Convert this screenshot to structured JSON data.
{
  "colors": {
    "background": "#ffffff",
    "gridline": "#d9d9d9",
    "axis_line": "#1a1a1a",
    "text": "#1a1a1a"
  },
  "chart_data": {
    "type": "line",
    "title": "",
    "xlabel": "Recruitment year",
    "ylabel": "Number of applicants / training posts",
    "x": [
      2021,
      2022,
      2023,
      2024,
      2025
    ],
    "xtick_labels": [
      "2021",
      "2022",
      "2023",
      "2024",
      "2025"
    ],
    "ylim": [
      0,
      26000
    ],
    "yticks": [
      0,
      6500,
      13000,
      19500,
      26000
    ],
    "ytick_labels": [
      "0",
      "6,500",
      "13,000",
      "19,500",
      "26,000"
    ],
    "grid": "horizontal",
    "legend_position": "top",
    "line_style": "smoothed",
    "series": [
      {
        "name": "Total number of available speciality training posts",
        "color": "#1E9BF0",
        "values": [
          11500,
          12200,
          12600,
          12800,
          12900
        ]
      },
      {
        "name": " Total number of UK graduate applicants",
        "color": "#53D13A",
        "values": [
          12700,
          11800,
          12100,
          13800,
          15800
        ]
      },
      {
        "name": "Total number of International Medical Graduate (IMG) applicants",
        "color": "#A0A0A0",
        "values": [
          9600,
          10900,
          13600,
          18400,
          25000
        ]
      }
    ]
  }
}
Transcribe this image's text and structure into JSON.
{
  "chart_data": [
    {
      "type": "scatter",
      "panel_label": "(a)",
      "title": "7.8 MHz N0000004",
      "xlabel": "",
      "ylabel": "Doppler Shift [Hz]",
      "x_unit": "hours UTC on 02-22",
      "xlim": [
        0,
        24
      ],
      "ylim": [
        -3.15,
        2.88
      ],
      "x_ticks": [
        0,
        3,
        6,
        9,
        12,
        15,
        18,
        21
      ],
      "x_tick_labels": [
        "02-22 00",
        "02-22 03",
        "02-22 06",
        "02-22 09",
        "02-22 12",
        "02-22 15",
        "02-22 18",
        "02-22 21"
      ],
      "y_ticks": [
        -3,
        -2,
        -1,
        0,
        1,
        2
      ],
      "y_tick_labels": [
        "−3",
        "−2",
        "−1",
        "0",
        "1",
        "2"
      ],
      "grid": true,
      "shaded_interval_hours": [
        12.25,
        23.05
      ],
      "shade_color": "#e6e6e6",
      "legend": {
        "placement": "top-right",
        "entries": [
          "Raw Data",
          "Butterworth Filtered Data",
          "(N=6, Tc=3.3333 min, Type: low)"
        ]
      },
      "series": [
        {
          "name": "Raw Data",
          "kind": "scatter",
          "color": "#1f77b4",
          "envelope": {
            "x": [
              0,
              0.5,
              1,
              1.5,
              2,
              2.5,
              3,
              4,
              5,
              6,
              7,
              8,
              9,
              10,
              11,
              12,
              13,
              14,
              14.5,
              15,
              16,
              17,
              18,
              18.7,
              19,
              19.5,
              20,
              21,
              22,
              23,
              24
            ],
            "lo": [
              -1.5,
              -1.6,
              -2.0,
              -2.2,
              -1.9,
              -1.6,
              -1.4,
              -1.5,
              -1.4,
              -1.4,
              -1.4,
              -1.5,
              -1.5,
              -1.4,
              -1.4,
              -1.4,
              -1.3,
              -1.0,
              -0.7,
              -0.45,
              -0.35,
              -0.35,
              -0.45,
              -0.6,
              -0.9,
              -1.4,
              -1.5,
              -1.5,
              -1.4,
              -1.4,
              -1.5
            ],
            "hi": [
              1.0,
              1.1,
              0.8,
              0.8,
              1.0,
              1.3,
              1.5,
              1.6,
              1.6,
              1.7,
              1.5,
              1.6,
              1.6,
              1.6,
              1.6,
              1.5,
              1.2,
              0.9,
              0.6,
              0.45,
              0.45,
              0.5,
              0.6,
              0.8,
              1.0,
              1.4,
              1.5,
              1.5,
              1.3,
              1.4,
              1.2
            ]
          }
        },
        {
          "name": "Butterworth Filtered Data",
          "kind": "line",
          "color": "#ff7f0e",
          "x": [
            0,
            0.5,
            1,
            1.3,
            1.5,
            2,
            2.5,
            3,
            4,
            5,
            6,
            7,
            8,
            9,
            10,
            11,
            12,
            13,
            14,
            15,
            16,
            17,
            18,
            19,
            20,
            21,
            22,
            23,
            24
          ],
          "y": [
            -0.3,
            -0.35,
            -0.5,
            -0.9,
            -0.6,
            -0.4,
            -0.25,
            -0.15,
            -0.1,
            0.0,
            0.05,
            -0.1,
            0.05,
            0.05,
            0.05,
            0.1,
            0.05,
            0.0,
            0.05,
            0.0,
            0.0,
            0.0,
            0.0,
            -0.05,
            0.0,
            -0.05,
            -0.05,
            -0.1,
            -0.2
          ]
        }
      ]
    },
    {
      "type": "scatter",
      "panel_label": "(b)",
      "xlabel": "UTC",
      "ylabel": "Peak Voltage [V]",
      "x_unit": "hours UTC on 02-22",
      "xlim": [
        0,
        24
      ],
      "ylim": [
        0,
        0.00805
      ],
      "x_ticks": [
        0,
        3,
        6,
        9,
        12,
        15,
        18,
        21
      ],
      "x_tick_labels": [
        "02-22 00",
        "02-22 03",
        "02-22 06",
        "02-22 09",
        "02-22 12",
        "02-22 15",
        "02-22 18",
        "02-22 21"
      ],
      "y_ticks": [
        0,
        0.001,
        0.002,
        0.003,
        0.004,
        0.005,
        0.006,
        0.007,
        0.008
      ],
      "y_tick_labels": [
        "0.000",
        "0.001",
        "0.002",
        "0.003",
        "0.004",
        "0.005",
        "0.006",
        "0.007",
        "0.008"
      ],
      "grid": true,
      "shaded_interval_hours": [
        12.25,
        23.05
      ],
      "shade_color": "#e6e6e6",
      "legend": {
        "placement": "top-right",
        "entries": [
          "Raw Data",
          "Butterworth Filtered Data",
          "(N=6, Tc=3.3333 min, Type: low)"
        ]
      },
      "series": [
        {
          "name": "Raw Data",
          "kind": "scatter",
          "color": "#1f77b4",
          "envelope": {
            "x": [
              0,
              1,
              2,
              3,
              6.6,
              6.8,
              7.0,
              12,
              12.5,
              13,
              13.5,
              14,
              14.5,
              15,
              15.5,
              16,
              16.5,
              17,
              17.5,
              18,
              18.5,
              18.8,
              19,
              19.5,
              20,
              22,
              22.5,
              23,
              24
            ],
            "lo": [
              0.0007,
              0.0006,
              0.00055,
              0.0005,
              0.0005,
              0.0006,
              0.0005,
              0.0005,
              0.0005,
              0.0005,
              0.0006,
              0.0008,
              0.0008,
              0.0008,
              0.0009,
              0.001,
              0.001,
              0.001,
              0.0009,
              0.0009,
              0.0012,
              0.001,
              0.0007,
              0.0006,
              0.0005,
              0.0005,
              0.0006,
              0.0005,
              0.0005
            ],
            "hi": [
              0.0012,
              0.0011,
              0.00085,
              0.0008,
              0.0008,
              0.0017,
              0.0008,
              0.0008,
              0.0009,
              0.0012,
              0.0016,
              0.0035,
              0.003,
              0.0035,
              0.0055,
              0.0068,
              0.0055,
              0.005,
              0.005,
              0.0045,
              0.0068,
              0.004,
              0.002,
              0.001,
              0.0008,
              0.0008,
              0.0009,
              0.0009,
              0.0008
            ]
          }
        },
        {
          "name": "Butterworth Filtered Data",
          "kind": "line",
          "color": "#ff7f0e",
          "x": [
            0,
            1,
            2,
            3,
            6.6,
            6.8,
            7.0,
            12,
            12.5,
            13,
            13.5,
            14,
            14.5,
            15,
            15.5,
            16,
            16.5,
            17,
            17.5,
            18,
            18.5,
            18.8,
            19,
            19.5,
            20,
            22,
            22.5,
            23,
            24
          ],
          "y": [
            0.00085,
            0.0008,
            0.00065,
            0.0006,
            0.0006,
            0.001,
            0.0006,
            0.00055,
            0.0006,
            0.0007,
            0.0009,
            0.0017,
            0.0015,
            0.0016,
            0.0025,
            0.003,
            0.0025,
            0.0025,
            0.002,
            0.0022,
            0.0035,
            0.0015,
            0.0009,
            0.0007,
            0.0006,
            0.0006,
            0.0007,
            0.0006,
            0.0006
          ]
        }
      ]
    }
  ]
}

────

§ Stated problem
Return only those lines of the records that contain the string "JSON".

§ Completed task
Convert this screenshot to structured JSON data.
Transcribe this image's text and structure into JSON.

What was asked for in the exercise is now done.